[Material for this exercise]
▽
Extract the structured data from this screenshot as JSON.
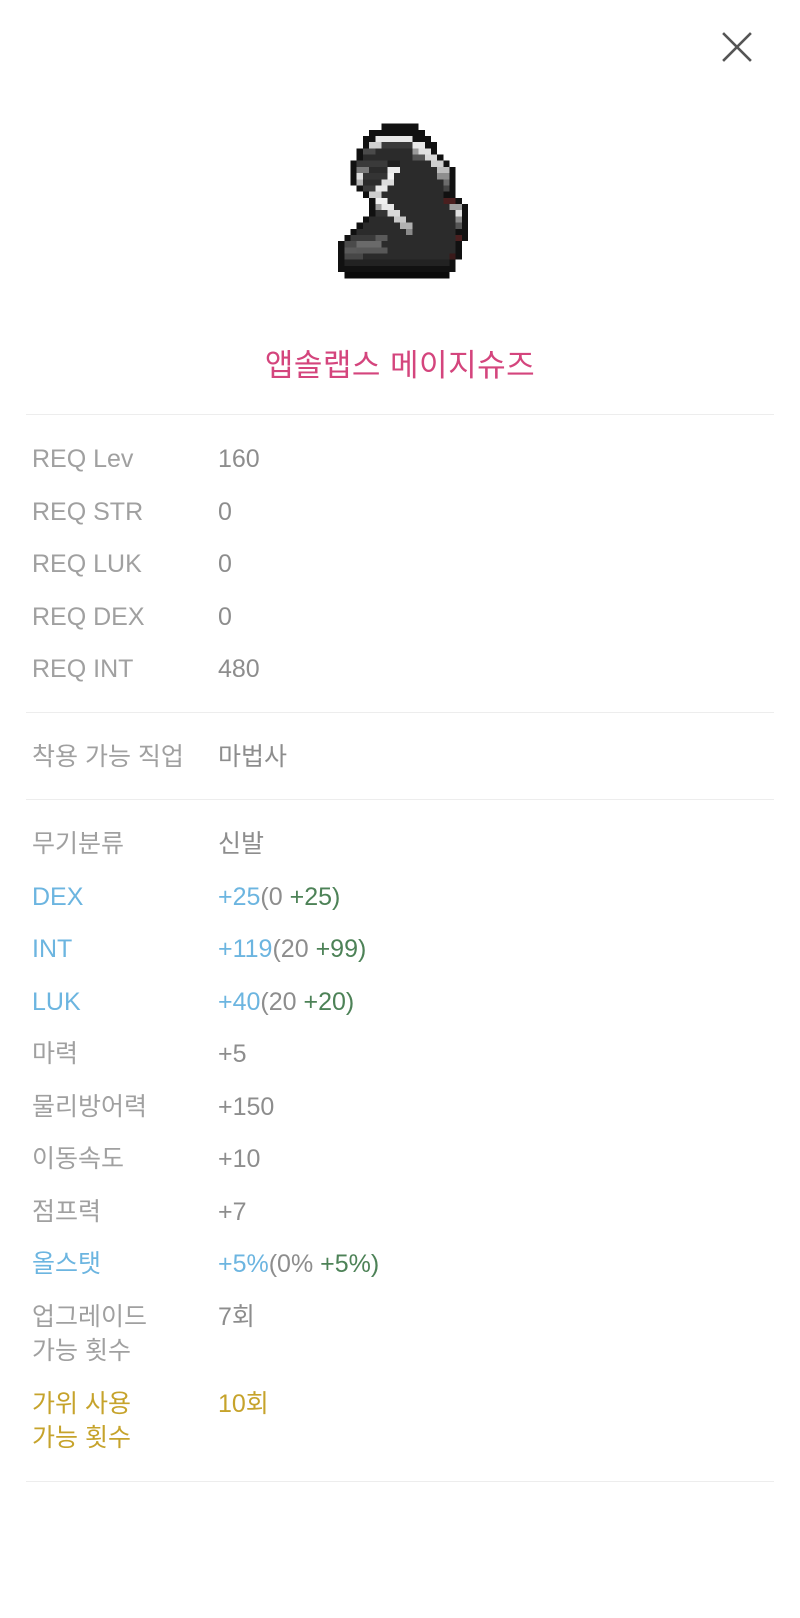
{
  "header": {
    "close_icon": "close-icon",
    "close_label": "닫기"
  },
  "item": {
    "image_icon": "item-sprite-boots",
    "name": "앱솔랩스 메이지슈즈",
    "name_color": "#d4457d"
  },
  "colors": {
    "label_gray": "#a0a0a0",
    "value_gray": "#8d8d8d",
    "accent_blue": "#6cb5e0",
    "bonus_green": "#4d8257",
    "gold": "#c6a32b",
    "title_pink": "#d4457d",
    "divider": "#ededed"
  },
  "sections": [
    {
      "id": "requirements",
      "rows": [
        {
          "label": "REQ Lev",
          "value": "160"
        },
        {
          "label": "REQ STR",
          "value": "0"
        },
        {
          "label": "REQ LUK",
          "value": "0"
        },
        {
          "label": "REQ DEX",
          "value": "0"
        },
        {
          "label": "REQ INT",
          "value": "480"
        }
      ]
    },
    {
      "id": "job",
      "rows": [
        {
          "label": "착용 가능 직업",
          "value": "마법사"
        }
      ]
    },
    {
      "id": "stats",
      "rows": [
        {
          "label": "무기분류",
          "value": "신발"
        },
        {
          "label": "DEX",
          "base": "+25",
          "paren": "(0 ",
          "bonus": "+25)"
        },
        {
          "label": "INT",
          "base": "+119",
          "paren": "(20 ",
          "bonus": "+99)"
        },
        {
          "label": "LUK",
          "base": "+40",
          "paren": "(20 ",
          "bonus": "+20)"
        },
        {
          "label": "마력",
          "value": "+5"
        },
        {
          "label": "물리방어력",
          "value": "+150"
        },
        {
          "label": "이동속도",
          "value": "+10"
        },
        {
          "label": "점프력",
          "value": "+7"
        },
        {
          "label": "올스탯",
          "base": "+5%",
          "paren": "(0% ",
          "bonus": "+5%)"
        },
        {
          "label": "업그레이드\n가능 횟수",
          "value": "7회"
        },
        {
          "label": "가위 사용\n가능 횟수",
          "value": "10회"
        }
      ]
    }
  ]
}
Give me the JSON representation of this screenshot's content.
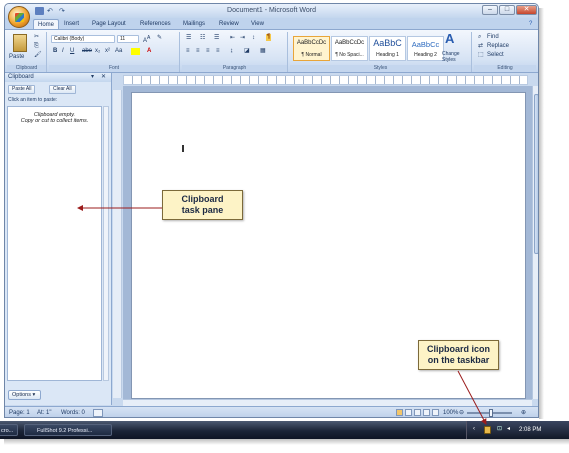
{
  "window": {
    "title": "Document1 - Microsoft Word",
    "controls": [
      "–",
      "□",
      "✕"
    ]
  },
  "tabs": [
    "Home",
    "Insert",
    "Page Layout",
    "References",
    "Mailings",
    "Review",
    "View"
  ],
  "ribbon": {
    "clipboard": {
      "paste_label": "Paste",
      "group_label": "Clipboard"
    },
    "font": {
      "font_name": "Calibri (Body)",
      "font_size": "11",
      "group_label": "Font",
      "row2": [
        "B",
        "I",
        "U",
        "abe",
        "x₂",
        "x²",
        "Aa"
      ]
    },
    "paragraph": {
      "group_label": "Paragraph"
    },
    "styles": {
      "group_label": "Styles",
      "items": [
        {
          "preview": "AaBbCcDc",
          "name": "¶ Normal"
        },
        {
          "preview": "AaBbCcDc",
          "name": "¶ No Spaci..."
        },
        {
          "preview": "AaBbC",
          "name": "Heading 1"
        },
        {
          "preview": "AaBbCc",
          "name": "Heading 2"
        }
      ],
      "change_styles": "Change Styles"
    },
    "editing": {
      "group_label": "Editing",
      "find": "Find",
      "replace": "Replace",
      "select": "Select"
    }
  },
  "taskpane": {
    "title": "Clipboard",
    "paste_all": "Paste All",
    "clear_all": "Clear All",
    "instruction": "Click an item to paste:",
    "empty_line1": "Clipboard empty.",
    "empty_line2": "Copy or cut to collect items.",
    "options": "Options"
  },
  "statusbar": {
    "page": "Page: 1",
    "at": "At: 1\"",
    "words": "Words: 0",
    "zoom": "100%"
  },
  "taskbar": {
    "item1": "cro...",
    "item2": "FullShot 9.2 Professi...",
    "clock": "2:08 PM"
  },
  "callouts": {
    "taskpane": [
      "Clipboard",
      "task pane"
    ],
    "taskbar": [
      "Clipboard icon",
      "on the taskbar"
    ]
  },
  "colors": {
    "callout_bg": "#fdf3c6",
    "arrow": "#9b1c1c"
  }
}
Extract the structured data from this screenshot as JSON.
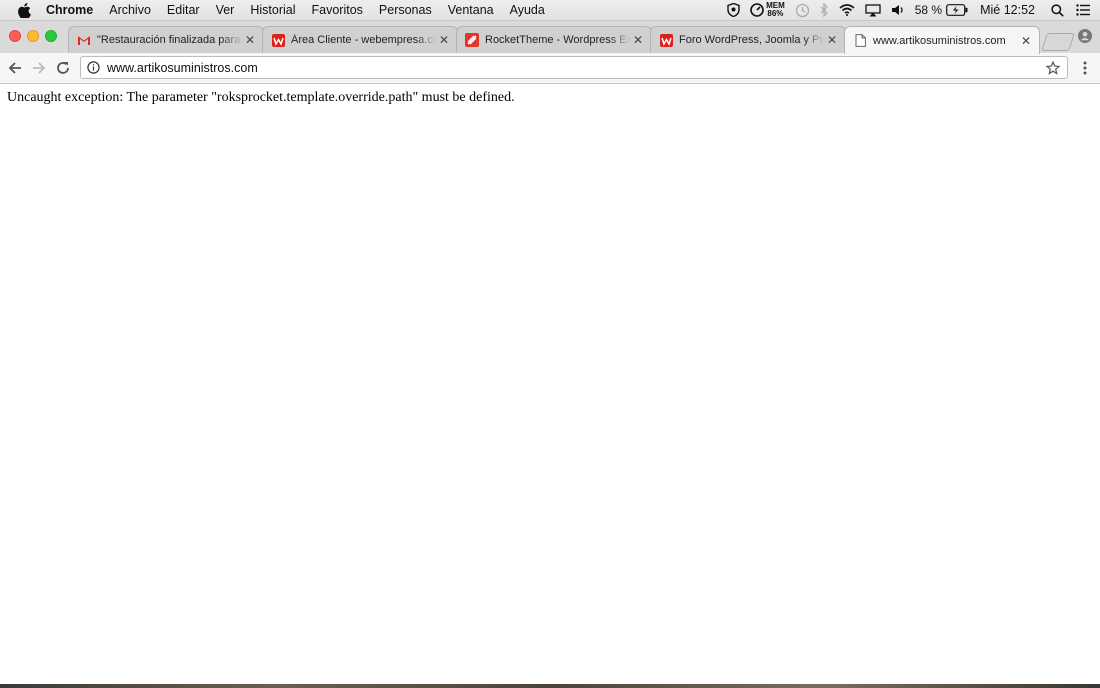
{
  "menubar": {
    "app_name": "Chrome",
    "items": [
      "Archivo",
      "Editar",
      "Ver",
      "Historial",
      "Favoritos",
      "Personas",
      "Ventana",
      "Ayuda"
    ],
    "status": {
      "mem_label": "MEM",
      "mem_value": "86%",
      "battery": "58 %",
      "clock": "Mié 12:52"
    }
  },
  "tabs": [
    {
      "title": "\"Restauración finalizada para",
      "icon": "gmail-icon",
      "active": false
    },
    {
      "title": "Área Cliente - webempresa.co",
      "icon": "webempresa-icon",
      "active": false
    },
    {
      "title": "RocketTheme - Wordpress Ext",
      "icon": "rockettheme-icon",
      "active": false
    },
    {
      "title": "Foro WordPress, Joomla y Pre",
      "icon": "webempresa-icon",
      "active": false
    },
    {
      "title": "www.artikosuministros.com",
      "icon": "page-icon",
      "active": true
    }
  ],
  "toolbar": {
    "url": "www.artikosuministros.com"
  },
  "page": {
    "error_message": "Uncaught exception: The parameter \"roksprocket.template.override.path\" must be defined."
  },
  "colors": {
    "close": "#fc5f57",
    "minimize": "#fdbc2f",
    "maximize": "#28c940",
    "gmail_red": "#d93025",
    "webempresa_red": "#e0211b"
  }
}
△
[Exercise task]
Show all lines above holding "preview".

[The response]
          "preview": "AaBbCcDc",
          "preview": "AaBbCcDc",
          "preview": "AaBbC",
          "preview": "AaBbCc",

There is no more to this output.